[Collected data]
■ ■ ■ ■ ■

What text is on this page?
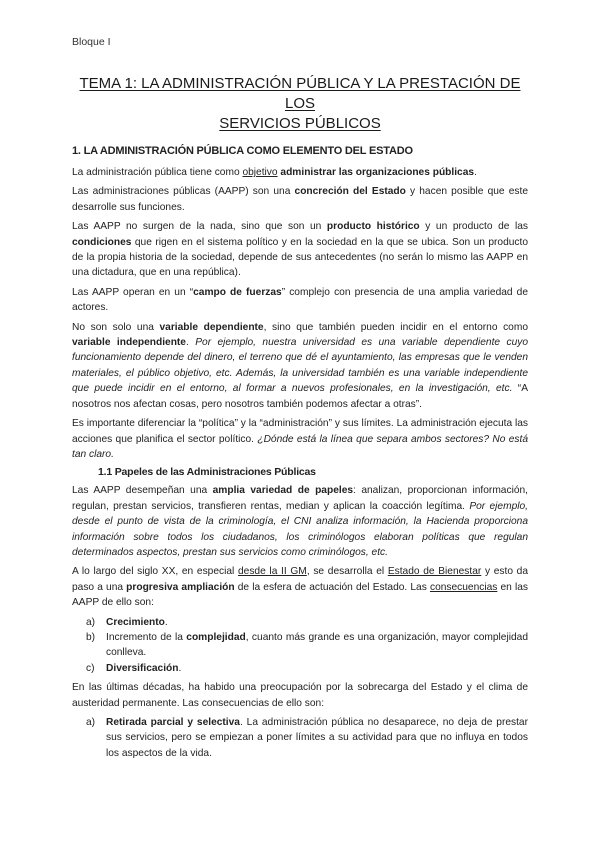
Bloque I
TEMA 1: LA ADMINISTRACIÓN PÚBLICA Y LA PRESTACIÓN DE LOS
SERVICIOS PÚBLICOS
1. LA ADMINISTRACIÓN PÚBLICA COMO ELEMENTO DEL ESTADO

La administración pública tiene como objetivo administrar las organizaciones públicas.

Las administraciones públicas (AAPP) son una concreción del Estado y hacen posible que este desarrolle sus funciones.

Las AAPP no surgen de la nada, sino que son un producto histórico y un producto de las condiciones que rigen en el sistema político y en la sociedad en la que se ubica. Son un producto de la propia historia de la sociedad, depende de sus antecedentes (no serán lo mismo las AAPP en una dictadura, que en una república).

Las AAPP operan en un “campo de fuerzas” complejo con presencia de una amplia variedad de actores.

No son solo una variable dependiente, sino que también pueden incidir en el entorno como variable independiente. Por ejemplo, nuestra universidad es una variable dependiente cuyo funcionamiento depende del dinero, el terreno que dé el ayuntamiento, las empresas que le venden materiales, el público objetivo, etc. Además, la universidad también es una variable independiente que puede incidir en el entorno, al formar a nuevos profesionales, en la investigación, etc. “A nosotros nos afectan cosas, pero nosotros también podemos afectar a otras”.

Es importante diferenciar la “política” y la “administración” y sus límites. La administración ejecuta las acciones que planifica el sector político. ¿Dónde está la línea que separa ambos sectores? No está tan claro.

1.1 Papeles de las Administraciones Públicas

Las AAPP desempeñan una amplia variedad de papeles: analizan, proporcionan información, regulan, prestan servicios, transfieren rentas, median y aplican la coacción legítima. Por ejemplo, desde el punto de vista de la criminología, el CNI analiza información, la Hacienda proporciona información sobre todos los ciudadanos, los criminólogos elaboran políticas que regulan determinados aspectos, prestan sus servicios como criminólogos, etc.

A lo largo del siglo XX, en especial desde la II GM, se desarrolla el Estado de Bienestar y esto da paso a una progresiva ampliación de la esfera de actuación del Estado. Las consecuencias en las AAPP de ello son:

a) Crecimiento.
b) Incremento de la complejidad, cuanto más grande es una organización, mayor complejidad conlleva.
c) Diversificación.

En las últimas décadas, ha habido una preocupación por la sobrecarga del Estado y el clima de austeridad permanente. Las consecuencias de ello son:

a) Retirada parcial y selectiva. La administración pública no desaparece, no deja de prestar sus servicios, pero se empiezan a poner límites a su actividad para que no influya en todos los aspectos de la vida.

■ ■ ■ ■ ■

■ WHAT YOU SHOULD DO ■
Transcribe the listing in full and omit the pictures.

■ RESULT ■
What text is on this page?
Bloque I
TEMA 1: LA ADMINISTRACIÓN PÚBLICA Y LA PRESTACIÓN DE LOS
SERVICIOS PÚBLICOS
1. LA ADMINISTRACIÓN PÚBLICA COMO ELEMENTO DEL ESTADO

La administración pública tiene como objetivo administrar las organizaciones públicas.

Las administraciones públicas (AAPP) son una concreción del Estado y hacen posible que este desarrolle sus funciones.

Las AAPP no surgen de la nada, sino que son un producto histórico y un producto de las condiciones que rigen en el sistema político y en la sociedad en la que se ubica. Son un producto de la propia historia de la sociedad, depende de sus antecedentes (no serán lo mismo las AAPP en una dictadura, que en una república).

Las AAPP operan en un “campo de fuerzas” complejo con presencia de una amplia variedad de actores.

No son solo una variable dependiente, sino que también pueden incidir en el entorno como variable independiente. Por ejemplo, nuestra universidad es una variable dependiente cuyo funcionamiento depende del dinero, el terreno que dé el ayuntamiento, las empresas que le venden materiales, el público objetivo, etc. Además, la universidad también es una variable independiente que puede incidir en el entorno, al formar a nuevos profesionales, en la investigación, etc. “A nosotros nos afectan cosas, pero nosotros también podemos afectar a otras”.

Es importante diferenciar la “política” y la “administración” y sus límites. La administración ejecuta las acciones que planifica el sector político. ¿Dónde está la línea que separa ambos sectores? No está tan claro.

1.1 Papeles de las Administraciones Públicas

Las AAPP desempeñan una amplia variedad de papeles: analizan, proporcionan información, regulan, prestan servicios, transfieren rentas, median y aplican la coacción legítima. Por ejemplo, desde el punto de vista de la criminología, el CNI analiza información, la Hacienda proporciona información sobre todos los ciudadanos, los criminólogos elaboran políticas que regulan determinados aspectos, prestan sus servicios como criminólogos, etc.

A lo largo del siglo XX, en especial desde la II GM, se desarrolla el Estado de Bienestar y esto da paso a una progresiva ampliación de la esfera de actuación del Estado. Las consecuencias en las AAPP de ello son:

a) Crecimiento.
b) Incremento de la complejidad, cuanto más grande es una organización, mayor complejidad conlleva.
c) Diversificación.

En las últimas décadas, ha habido una preocupación por la sobrecarga del Estado y el clima de austeridad permanente. Las consecuencias de ello son:

a) Retirada parcial y selectiva. La administración pública no desaparece, no deja de prestar sus servicios, pero se empiezan a poner límites a su actividad para que no influya en todos los aspectos de la vida.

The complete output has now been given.